Wherever the string "France" appears in a line, extract that line.

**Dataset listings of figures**
## Begin

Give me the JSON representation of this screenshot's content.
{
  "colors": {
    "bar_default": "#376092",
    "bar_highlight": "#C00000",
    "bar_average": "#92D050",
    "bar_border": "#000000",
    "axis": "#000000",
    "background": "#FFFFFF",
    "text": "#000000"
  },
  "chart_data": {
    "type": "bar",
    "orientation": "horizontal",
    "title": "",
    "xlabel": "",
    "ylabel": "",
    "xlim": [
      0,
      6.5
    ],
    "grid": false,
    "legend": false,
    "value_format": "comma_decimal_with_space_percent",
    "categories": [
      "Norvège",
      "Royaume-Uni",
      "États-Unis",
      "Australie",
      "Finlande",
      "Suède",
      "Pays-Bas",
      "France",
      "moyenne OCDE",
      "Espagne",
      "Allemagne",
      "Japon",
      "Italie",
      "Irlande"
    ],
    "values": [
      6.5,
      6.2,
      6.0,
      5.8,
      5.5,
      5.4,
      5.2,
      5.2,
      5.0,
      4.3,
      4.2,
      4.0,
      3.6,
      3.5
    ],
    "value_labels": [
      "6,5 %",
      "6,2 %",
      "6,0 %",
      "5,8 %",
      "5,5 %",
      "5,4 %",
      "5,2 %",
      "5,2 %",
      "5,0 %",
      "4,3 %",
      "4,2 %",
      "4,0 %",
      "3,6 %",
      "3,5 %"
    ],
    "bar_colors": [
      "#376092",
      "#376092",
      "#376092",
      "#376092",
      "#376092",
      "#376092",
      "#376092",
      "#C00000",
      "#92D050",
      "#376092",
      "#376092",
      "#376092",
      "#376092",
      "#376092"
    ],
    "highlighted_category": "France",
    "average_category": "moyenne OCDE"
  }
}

## End
## Begin

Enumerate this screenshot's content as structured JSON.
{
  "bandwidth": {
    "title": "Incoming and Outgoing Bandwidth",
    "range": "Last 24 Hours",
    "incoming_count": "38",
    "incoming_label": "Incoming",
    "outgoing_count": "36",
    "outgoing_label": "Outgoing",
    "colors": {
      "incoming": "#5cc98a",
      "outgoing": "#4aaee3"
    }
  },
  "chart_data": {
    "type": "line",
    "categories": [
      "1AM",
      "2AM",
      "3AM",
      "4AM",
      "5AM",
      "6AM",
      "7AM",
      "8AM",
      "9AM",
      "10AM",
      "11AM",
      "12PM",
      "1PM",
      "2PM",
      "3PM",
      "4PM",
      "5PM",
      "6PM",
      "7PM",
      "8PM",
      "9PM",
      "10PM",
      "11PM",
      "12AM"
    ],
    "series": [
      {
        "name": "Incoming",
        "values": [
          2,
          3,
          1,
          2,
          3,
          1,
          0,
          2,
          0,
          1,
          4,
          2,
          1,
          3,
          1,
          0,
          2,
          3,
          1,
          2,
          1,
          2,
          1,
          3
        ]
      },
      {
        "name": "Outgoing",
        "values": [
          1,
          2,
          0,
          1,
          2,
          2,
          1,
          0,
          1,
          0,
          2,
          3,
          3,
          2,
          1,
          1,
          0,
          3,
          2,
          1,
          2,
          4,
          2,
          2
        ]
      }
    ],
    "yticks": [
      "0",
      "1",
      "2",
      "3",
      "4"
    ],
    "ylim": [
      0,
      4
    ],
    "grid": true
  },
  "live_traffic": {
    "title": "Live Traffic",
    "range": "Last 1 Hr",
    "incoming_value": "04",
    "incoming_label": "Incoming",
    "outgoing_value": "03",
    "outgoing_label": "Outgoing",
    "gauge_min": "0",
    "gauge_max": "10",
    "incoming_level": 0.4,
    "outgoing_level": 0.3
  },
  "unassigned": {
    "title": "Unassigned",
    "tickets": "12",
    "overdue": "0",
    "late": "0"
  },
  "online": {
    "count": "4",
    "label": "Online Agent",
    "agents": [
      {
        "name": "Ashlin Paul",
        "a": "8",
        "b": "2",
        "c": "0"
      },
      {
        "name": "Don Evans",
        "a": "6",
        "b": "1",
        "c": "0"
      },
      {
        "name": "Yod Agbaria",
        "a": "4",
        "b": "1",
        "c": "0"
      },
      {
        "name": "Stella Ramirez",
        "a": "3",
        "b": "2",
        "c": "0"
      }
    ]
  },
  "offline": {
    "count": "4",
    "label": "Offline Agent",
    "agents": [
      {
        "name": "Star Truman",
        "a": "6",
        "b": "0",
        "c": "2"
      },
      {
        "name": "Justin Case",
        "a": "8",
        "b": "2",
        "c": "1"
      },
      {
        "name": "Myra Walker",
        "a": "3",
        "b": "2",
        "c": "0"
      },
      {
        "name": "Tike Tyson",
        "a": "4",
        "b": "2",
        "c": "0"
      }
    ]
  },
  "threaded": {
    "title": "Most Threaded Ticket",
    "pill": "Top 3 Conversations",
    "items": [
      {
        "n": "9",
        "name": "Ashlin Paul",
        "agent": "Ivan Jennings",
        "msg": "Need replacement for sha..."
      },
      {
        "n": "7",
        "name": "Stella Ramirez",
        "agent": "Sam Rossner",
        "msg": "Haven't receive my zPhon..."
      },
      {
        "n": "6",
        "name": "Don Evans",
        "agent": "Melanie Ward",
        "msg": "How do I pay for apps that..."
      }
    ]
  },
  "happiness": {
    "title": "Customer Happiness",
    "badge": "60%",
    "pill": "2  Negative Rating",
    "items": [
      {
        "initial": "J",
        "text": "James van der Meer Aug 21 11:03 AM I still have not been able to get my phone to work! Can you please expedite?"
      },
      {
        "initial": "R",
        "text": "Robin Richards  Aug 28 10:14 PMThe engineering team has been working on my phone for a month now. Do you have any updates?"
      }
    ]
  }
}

## End
## Begin

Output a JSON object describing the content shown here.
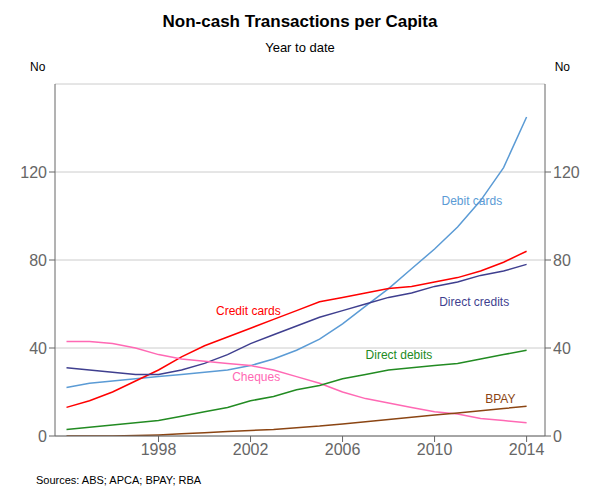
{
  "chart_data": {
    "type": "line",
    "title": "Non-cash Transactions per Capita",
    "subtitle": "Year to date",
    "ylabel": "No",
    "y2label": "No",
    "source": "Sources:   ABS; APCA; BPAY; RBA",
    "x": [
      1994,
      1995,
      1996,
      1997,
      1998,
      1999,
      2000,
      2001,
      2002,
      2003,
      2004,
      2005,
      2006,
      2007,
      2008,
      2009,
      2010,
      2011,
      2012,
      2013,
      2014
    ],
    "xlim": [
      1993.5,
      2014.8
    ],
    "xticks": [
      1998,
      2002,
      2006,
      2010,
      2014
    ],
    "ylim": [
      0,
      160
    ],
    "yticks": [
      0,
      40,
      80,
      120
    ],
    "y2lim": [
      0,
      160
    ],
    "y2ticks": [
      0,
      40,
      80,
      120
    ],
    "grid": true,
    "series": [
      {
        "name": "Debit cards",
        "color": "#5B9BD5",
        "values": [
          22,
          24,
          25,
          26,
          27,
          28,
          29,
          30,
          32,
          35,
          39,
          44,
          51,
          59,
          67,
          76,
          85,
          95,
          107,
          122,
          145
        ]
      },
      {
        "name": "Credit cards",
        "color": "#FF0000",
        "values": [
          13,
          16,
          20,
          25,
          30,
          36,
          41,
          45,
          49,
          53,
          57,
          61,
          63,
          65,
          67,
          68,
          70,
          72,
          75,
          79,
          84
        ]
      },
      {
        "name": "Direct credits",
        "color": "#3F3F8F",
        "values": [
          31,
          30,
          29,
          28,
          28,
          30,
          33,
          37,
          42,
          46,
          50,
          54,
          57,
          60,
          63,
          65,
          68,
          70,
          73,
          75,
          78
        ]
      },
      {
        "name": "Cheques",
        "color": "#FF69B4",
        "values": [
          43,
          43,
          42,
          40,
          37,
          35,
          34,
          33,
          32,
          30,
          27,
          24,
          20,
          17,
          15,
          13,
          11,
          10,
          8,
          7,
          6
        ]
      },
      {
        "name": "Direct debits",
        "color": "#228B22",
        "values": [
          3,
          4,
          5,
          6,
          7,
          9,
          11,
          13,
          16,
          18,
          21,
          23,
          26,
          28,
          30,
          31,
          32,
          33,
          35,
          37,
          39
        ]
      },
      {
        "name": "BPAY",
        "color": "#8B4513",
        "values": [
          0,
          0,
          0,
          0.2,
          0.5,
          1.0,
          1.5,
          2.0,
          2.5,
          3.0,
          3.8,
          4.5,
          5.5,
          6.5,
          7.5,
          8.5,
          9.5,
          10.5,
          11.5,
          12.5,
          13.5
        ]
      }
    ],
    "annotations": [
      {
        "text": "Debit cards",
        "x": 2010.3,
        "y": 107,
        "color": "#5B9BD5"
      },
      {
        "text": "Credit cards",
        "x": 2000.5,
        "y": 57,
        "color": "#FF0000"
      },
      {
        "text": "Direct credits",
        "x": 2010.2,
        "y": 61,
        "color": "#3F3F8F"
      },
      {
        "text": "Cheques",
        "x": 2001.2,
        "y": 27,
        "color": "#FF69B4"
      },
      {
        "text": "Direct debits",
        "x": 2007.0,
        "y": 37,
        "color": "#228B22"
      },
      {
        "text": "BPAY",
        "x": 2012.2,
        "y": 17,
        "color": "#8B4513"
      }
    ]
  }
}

## End

**SOLUTION FOR THIS PROBLEM**
      "France",
    "highlighted_category": "France",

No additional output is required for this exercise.